Task directions
Set down every entry again, exactly as it appears.

(Collection entries)
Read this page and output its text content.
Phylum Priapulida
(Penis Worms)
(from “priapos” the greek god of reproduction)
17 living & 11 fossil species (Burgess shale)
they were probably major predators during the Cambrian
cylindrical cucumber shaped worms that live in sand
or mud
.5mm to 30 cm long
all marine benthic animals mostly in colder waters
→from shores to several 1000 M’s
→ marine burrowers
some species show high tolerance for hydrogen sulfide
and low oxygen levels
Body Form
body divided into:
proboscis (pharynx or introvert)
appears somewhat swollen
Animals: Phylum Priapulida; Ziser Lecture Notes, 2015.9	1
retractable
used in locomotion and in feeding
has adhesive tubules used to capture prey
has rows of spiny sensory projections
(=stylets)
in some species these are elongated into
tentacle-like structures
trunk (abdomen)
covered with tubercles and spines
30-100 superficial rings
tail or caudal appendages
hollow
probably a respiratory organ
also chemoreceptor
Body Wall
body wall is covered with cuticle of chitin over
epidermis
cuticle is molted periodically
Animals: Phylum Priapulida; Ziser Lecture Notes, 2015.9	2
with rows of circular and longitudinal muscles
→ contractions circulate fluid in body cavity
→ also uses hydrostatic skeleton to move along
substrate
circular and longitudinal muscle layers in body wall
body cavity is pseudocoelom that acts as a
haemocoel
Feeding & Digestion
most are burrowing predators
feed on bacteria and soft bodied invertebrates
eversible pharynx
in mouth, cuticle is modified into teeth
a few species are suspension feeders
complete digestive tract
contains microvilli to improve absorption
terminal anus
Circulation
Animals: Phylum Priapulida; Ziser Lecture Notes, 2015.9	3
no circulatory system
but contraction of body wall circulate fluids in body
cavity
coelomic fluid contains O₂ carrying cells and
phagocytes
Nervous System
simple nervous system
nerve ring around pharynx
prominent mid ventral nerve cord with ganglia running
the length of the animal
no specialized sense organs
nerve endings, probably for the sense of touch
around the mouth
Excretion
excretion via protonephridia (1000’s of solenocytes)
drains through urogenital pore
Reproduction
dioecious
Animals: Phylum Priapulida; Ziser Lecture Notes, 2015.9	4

Result of the task
Read this page and output its text content.
Phylum Priapulida
(Penis Worms)
(from “priapos” the greek god of reproduction)
17 living & 11 fossil species (Burgess shale)
they were probably major predators during the Cambrian
cylindrical cucumber shaped worms that live in sand
or mud
.5mm to 30 cm long
all marine benthic animals mostly in colder waters
→from shores to several 1000 M’s
→ marine burrowers
some species show high tolerance for hydrogen sulfide
and low oxygen levels
Body Form
body divided into:
proboscis (pharynx or introvert)
appears somewhat swollen
Animals: Phylum Priapulida; Ziser Lecture Notes, 2015.9	1
retractable
used in locomotion and in feeding
has adhesive tubules used to capture prey
has rows of spiny sensory projections
(=stylets)
in some species these are elongated into
tentacle-like structures
trunk (abdomen)
covered with tubercles and spines
30-100 superficial rings
tail or caudal appendages
hollow
probably a respiratory organ
also chemoreceptor
Body Wall
body wall is covered with cuticle of chitin over
epidermis
cuticle is molted periodically
Animals: Phylum Priapulida; Ziser Lecture Notes, 2015.9	2
with rows of circular and longitudinal muscles
→ contractions circulate fluid in body cavity
→ also uses hydrostatic skeleton to move along
substrate
circular and longitudinal muscle layers in body wall
body cavity is pseudocoelom that acts as a
haemocoel
Feeding & Digestion
most are burrowing predators
feed on bacteria and soft bodied invertebrates
eversible pharynx
in mouth, cuticle is modified into teeth
a few species are suspension feeders
complete digestive tract
contains microvilli to improve absorption
terminal anus
Circulation
Animals: Phylum Priapulida; Ziser Lecture Notes, 2015.9	3
no circulatory system
but contraction of body wall circulate fluids in body
cavity
coelomic fluid contains O₂ carrying cells and
phagocytes
Nervous System
simple nervous system
nerve ring around pharynx
prominent mid ventral nerve cord with ganglia running
the length of the animal
no specialized sense organs
nerve endings, probably for the sense of touch
around the mouth
Excretion
excretion via protonephridia (1000’s of solenocytes)
drains through urogenital pore
Reproduction
dioecious
Animals: Phylum Priapulida; Ziser Lecture Notes, 2015.9	4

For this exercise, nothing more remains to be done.